**Aim**
Copy all of the material exactly. Pictures are not to appear in the copy.

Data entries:
════════════════

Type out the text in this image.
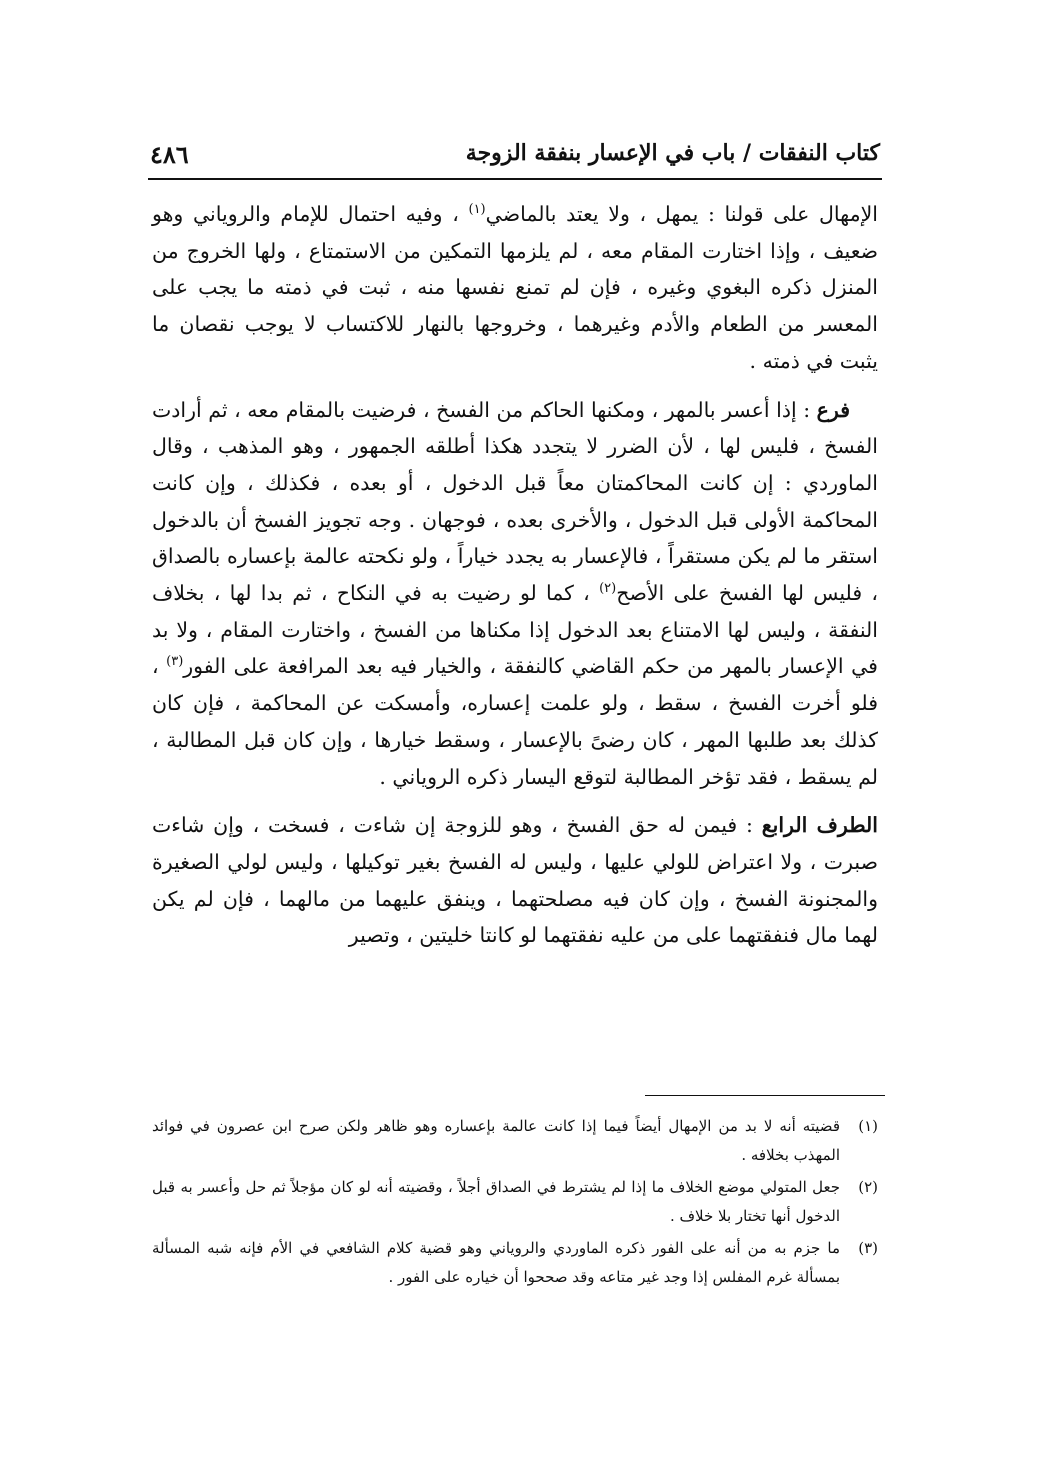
٤٨٦	كتاب النفقات / باب في الإعسار بنفقة الزوجة

الإمهال على قولنا : يمهل ، ولا يعتد بالماضي$^{(١)}$ ، وفيه احتمال للإمام والروياني وهو ضعيف ، وإذا اختارت المقام معه ، لم يلزمها التمكين من الاستمتاع ، ولها الخروج من المنزل ذكره البغوي وغيره ، فإن لم تمنع نفسها منه ، ثبت في ذمته ما يجب على المعسر من الطعام والأدم وغيرهما ، وخروجها بالنهار للاكتساب لا يوجب نقصان ما يثبت في ذمته .

فرع : إذا أعسر بالمهر ، ومكنها الحاكم من الفسخ ، فرضيت بالمقام معه ، ثم أرادت الفسخ ، فليس لها ، لأن الضرر لا يتجدد هكذا أطلقه الجمهور ، وهو المذهب ، وقال الماوردي : إن كانت المحاكمتان معاً قبل الدخول ، أو بعده ، فكذلك ، وإن كانت المحاكمة الأولى قبل الدخول ، والأخرى بعده ، فوجهان . وجه تجويز الفسخ أن بالدخول استقر ما لم يكن مستقراً ، فالإعسار به يجدد خياراً ، ولو نكحته عالمة بإعساره بالصداق ، فليس لها الفسخ على الأصح$^{(٢)}$ ، كما لو رضيت به في النكاح ، ثم بدا لها ، بخلاف النفقة ، وليس لها الامتناع بعد الدخول إذا مكناها من الفسخ ، واختارت المقام ، ولا بد في الإعسار بالمهر من حكم القاضي كالنفقة ، والخيار فيه بعد المرافعة على الفور$^{(٣)}$ ، فلو أخرت الفسخ ، سقط ، ولو علمت إعساره، وأمسكت عن المحاكمة ، فإن كان كذلك بعد طلبها المهر ، كان رضىً بالإعسار ، وسقط خيارها ، وإن كان قبل المطالبة ، لم يسقط ، فقد تؤخر المطالبة لتوقع اليسار ذكره الروياني .

الطرف الرابع : فيمن له حق الفسخ ، وهو للزوجة إن شاءت ، فسخت ، وإن شاءت صبرت ، ولا اعتراض للولي عليها ، وليس له الفسخ بغير توكيلها ، وليس لولي الصغيرة والمجنونة الفسخ ، وإن كان فيه مصلحتهما ، وينفق عليهما من مالهما ، فإن لم يكن لهما مال فنفقتهما على من عليه نفقتهما لو كانتا خليتين ، وتصير

(١)
قضيته أنه لا بد من الإمهال أيضاً فيما إذا كانت عالمة بإعساره وهو ظاهر ولكن صرح ابن عصرون في فوائد المهذب بخلافه .
(٢)
جعل المتولي موضع الخلاف ما إذا لم يشترط في الصداق أجلاً ، وقضيته أنه لو كان مؤجلاً ثم حل وأعسر به قبل الدخول أنها تختار بلا خلاف .
(٣)
ما جزم به من أنه على الفور ذكره الماوردي والروياني وهو قضية كلام الشافعي في الأم فإنه شبه المسألة بمسألة غرم المفلس إذا وجد غير متاعه وقد صححوا أن خياره على الفور .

════════════════

**Solution**
Type out the text in this image.
٤٨٦	كتاب النفقات / باب في الإعسار بنفقة الزوجة

الإمهال على قولنا : يمهل ، ولا يعتد بالماضي$^{(١)}$ ، وفيه احتمال للإمام والروياني وهو ضعيف ، وإذا اختارت المقام معه ، لم يلزمها التمكين من الاستمتاع ، ولها الخروج من المنزل ذكره البغوي وغيره ، فإن لم تمنع نفسها منه ، ثبت في ذمته ما يجب على المعسر من الطعام والأدم وغيرهما ، وخروجها بالنهار للاكتساب لا يوجب نقصان ما يثبت في ذمته .

فرع : إذا أعسر بالمهر ، ومكنها الحاكم من الفسخ ، فرضيت بالمقام معه ، ثم أرادت الفسخ ، فليس لها ، لأن الضرر لا يتجدد هكذا أطلقه الجمهور ، وهو المذهب ، وقال الماوردي : إن كانت المحاكمتان معاً قبل الدخول ، أو بعده ، فكذلك ، وإن كانت المحاكمة الأولى قبل الدخول ، والأخرى بعده ، فوجهان . وجه تجويز الفسخ أن بالدخول استقر ما لم يكن مستقراً ، فالإعسار به يجدد خياراً ، ولو نكحته عالمة بإعساره بالصداق ، فليس لها الفسخ على الأصح$^{(٢)}$ ، كما لو رضيت به في النكاح ، ثم بدا لها ، بخلاف النفقة ، وليس لها الامتناع بعد الدخول إذا مكناها من الفسخ ، واختارت المقام ، ولا بد في الإعسار بالمهر من حكم القاضي كالنفقة ، والخيار فيه بعد المرافعة على الفور$^{(٣)}$ ، فلو أخرت الفسخ ، سقط ، ولو علمت إعساره، وأمسكت عن المحاكمة ، فإن كان كذلك بعد طلبها المهر ، كان رضىً بالإعسار ، وسقط خيارها ، وإن كان قبل المطالبة ، لم يسقط ، فقد تؤخر المطالبة لتوقع اليسار ذكره الروياني .

الطرف الرابع : فيمن له حق الفسخ ، وهو للزوجة إن شاءت ، فسخت ، وإن شاءت صبرت ، ولا اعتراض للولي عليها ، وليس له الفسخ بغير توكيلها ، وليس لولي الصغيرة والمجنونة الفسخ ، وإن كان فيه مصلحتهما ، وينفق عليهما من مالهما ، فإن لم يكن لهما مال فنفقتهما على من عليه نفقتهما لو كانتا خليتين ، وتصير

(١)
قضيته أنه لا بد من الإمهال أيضاً فيما إذا كانت عالمة بإعساره وهو ظاهر ولكن صرح ابن عصرون في فوائد المهذب بخلافه .
(٢)
جعل المتولي موضع الخلاف ما إذا لم يشترط في الصداق أجلاً ، وقضيته أنه لو كان مؤجلاً ثم حل وأعسر به قبل الدخول أنها تختار بلا خلاف .
(٣)
ما جزم به من أنه على الفور ذكره الماوردي والروياني وهو قضية كلام الشافعي في الأم فإنه شبه المسألة بمسألة غرم المفلس إذا وجد غير متاعه وقد صححوا أن خياره على الفور .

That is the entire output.